*Instructions to follow*: Copy out each line featuring the string "true" from the entries beneath.

Stored data
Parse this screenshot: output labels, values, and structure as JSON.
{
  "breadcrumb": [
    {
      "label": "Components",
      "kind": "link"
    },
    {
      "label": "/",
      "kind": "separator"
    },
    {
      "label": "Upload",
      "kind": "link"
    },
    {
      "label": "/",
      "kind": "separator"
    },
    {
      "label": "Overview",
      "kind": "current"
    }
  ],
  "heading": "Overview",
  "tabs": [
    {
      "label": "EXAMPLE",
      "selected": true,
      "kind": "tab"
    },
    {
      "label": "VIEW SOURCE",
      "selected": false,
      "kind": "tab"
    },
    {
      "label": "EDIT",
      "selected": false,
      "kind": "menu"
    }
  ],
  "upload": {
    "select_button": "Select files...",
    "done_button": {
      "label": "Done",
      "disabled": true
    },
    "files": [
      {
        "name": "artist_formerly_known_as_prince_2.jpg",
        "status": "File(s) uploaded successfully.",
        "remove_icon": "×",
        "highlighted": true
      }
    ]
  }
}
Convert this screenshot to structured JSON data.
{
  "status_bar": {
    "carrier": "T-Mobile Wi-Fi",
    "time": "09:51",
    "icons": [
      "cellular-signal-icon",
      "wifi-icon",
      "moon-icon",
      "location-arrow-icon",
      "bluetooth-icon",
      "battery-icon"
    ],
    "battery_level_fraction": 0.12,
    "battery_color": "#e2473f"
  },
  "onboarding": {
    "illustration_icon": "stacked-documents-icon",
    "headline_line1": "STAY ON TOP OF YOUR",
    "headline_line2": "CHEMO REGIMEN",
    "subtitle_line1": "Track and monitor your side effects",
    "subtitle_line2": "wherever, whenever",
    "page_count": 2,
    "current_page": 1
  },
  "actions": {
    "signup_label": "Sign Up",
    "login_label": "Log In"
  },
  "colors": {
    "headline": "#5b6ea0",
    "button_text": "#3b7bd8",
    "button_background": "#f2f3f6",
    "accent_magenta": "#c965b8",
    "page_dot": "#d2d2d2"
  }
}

*Output*:
      "selected": true,
      "disabled": true
        "highlighted": true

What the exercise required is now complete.